(Exercise material Opens)

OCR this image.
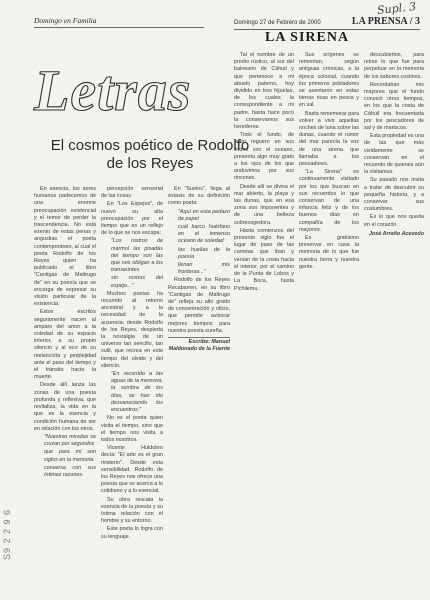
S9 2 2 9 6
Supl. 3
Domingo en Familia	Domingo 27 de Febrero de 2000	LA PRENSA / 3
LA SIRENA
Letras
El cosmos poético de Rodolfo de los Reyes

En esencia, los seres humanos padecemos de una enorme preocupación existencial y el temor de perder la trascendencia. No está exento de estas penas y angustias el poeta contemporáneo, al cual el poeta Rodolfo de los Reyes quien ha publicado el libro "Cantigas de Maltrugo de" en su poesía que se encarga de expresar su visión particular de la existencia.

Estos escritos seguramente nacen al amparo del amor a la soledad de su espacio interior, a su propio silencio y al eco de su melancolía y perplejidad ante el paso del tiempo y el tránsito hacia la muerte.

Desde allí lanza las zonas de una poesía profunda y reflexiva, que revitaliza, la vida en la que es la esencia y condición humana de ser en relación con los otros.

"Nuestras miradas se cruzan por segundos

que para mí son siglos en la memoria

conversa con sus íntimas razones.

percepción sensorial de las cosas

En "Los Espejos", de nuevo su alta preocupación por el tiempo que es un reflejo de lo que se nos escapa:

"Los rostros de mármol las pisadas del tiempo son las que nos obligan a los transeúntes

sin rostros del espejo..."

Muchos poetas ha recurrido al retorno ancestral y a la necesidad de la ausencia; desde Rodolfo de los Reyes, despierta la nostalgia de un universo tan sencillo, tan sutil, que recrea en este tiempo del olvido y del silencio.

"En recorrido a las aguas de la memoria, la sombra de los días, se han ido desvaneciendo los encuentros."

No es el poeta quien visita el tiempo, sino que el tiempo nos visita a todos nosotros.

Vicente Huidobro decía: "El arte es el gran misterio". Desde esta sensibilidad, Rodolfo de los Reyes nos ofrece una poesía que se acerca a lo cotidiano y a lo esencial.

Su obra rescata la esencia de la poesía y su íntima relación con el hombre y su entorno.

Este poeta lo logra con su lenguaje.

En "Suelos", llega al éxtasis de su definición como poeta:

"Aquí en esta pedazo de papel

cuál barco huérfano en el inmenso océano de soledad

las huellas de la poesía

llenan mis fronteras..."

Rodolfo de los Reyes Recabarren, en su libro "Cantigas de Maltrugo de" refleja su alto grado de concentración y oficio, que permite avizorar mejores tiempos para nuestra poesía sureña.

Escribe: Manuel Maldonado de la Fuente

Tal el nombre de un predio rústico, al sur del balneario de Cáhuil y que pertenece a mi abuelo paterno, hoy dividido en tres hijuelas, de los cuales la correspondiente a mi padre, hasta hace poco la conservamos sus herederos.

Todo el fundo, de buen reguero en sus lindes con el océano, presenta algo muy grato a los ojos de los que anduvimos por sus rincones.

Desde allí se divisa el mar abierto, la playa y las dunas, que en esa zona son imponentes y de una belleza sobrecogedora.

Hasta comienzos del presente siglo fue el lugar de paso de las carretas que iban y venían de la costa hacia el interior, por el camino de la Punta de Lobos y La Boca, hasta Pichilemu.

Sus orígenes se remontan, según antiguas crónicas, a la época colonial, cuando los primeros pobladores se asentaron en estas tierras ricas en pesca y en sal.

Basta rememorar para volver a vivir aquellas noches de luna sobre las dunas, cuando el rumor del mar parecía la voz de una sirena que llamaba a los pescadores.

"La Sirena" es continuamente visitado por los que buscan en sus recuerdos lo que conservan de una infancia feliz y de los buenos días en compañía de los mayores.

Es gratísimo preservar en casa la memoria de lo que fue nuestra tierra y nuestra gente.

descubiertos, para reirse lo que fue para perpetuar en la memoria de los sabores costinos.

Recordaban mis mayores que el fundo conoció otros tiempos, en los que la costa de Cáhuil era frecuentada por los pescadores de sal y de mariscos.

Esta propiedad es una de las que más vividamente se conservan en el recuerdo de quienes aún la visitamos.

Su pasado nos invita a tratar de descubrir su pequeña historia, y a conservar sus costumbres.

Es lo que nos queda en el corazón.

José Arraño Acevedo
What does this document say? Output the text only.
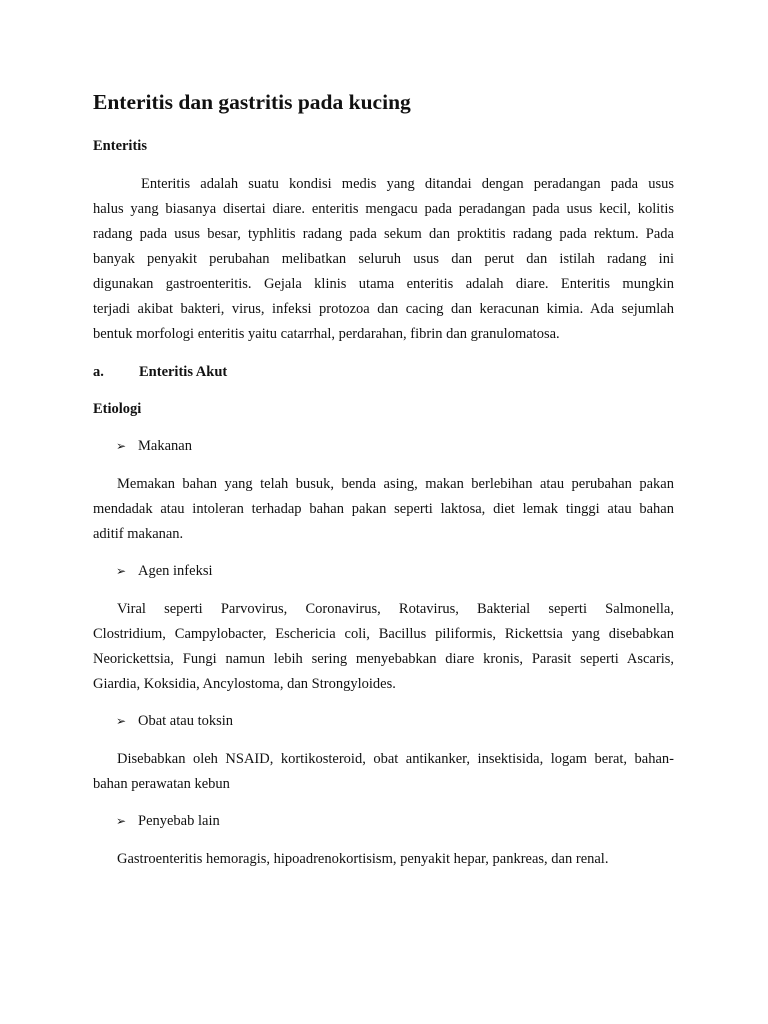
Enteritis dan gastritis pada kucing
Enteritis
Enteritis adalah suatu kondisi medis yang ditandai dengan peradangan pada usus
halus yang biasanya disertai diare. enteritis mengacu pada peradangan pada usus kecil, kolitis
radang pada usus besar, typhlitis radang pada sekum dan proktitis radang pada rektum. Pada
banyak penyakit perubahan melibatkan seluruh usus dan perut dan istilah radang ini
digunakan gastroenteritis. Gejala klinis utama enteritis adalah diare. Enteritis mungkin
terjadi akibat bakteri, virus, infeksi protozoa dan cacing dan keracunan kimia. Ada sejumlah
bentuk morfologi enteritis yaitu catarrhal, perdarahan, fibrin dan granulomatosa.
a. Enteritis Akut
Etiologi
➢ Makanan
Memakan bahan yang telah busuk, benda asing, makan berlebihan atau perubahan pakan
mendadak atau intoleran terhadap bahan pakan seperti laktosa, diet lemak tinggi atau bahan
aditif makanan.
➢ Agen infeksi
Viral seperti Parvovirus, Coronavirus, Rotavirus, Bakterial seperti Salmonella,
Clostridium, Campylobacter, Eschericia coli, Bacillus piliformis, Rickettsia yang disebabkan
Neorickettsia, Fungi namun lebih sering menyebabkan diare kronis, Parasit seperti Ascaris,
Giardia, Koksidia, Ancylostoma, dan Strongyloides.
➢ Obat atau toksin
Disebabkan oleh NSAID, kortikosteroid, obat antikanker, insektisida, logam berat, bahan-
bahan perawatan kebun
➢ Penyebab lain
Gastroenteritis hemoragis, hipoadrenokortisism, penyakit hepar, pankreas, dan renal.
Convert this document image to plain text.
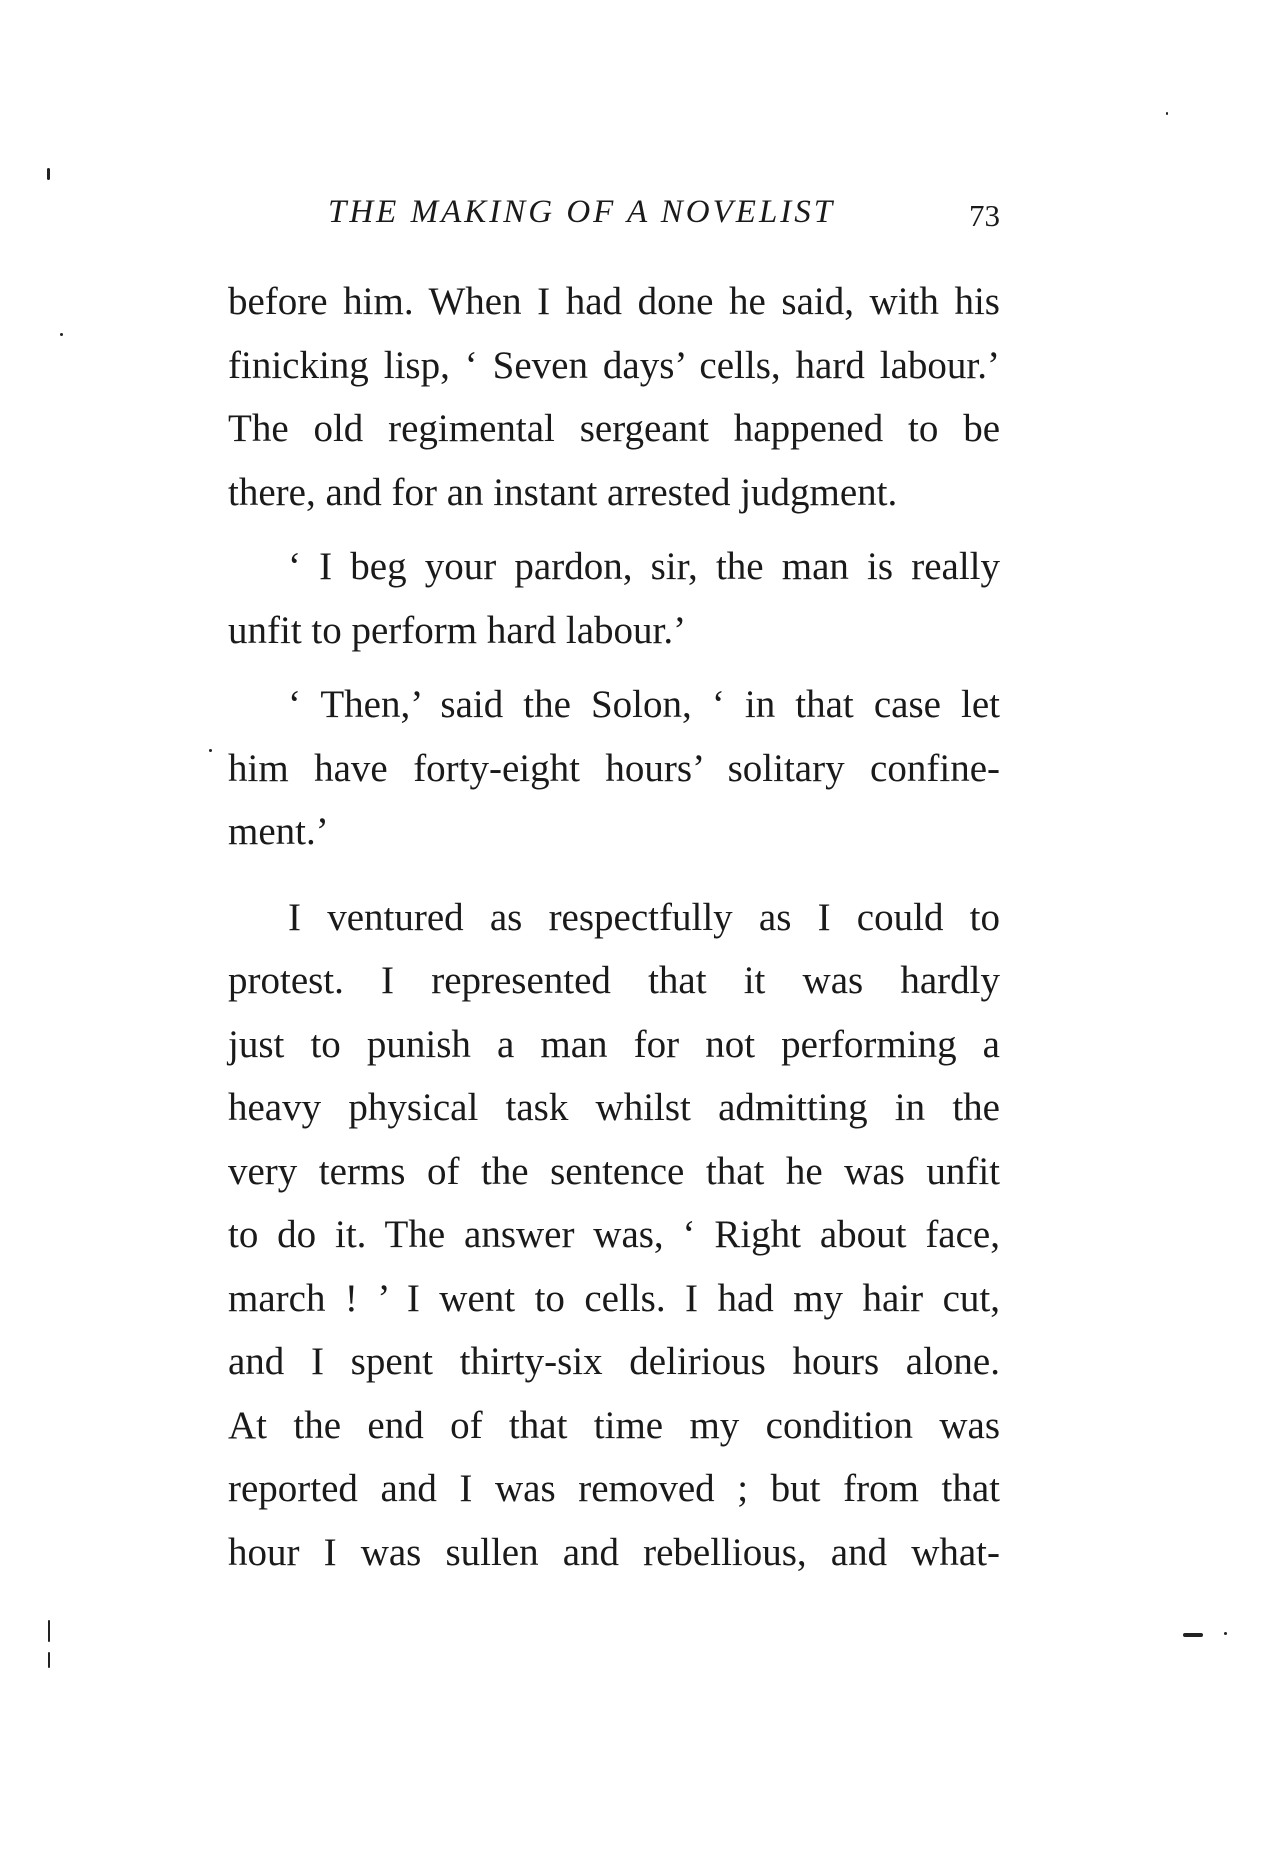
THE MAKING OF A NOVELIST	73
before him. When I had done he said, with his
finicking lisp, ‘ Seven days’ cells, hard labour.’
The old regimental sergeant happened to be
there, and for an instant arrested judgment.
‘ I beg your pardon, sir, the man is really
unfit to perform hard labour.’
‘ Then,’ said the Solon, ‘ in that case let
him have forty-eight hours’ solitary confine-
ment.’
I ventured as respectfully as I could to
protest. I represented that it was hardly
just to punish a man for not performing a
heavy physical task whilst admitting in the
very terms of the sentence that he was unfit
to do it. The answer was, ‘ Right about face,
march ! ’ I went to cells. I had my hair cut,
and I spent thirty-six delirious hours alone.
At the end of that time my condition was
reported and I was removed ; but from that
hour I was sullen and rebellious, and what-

(Exercise material Closes)

**What needs to be done**
Leave the pictures aside and print exactly, and only, the lines from the one with "Convert this document image to plain text." through the end of the data, both included.

**Answer to this task**
Convert this document image to plain text.
THE MAKING OF A NOVELIST	73
before him. When I had done he said, with his
finicking lisp, ‘ Seven days’ cells, hard labour.’
The old regimental sergeant happened to be
there, and for an instant arrested judgment.
‘ I beg your pardon, sir, the man is really
unfit to perform hard labour.’
‘ Then,’ said the Solon, ‘ in that case let
him have forty-eight hours’ solitary confine-
ment.’
I ventured as respectfully as I could to
protest. I represented that it was hardly
just to punish a man for not performing a
heavy physical task whilst admitting in the
very terms of the sentence that he was unfit
to do it. The answer was, ‘ Right about face,
march ! ’ I went to cells. I had my hair cut,
and I spent thirty-six delirious hours alone.
At the end of that time my condition was
reported and I was removed ; but from that
hour I was sullen and rebellious, and what-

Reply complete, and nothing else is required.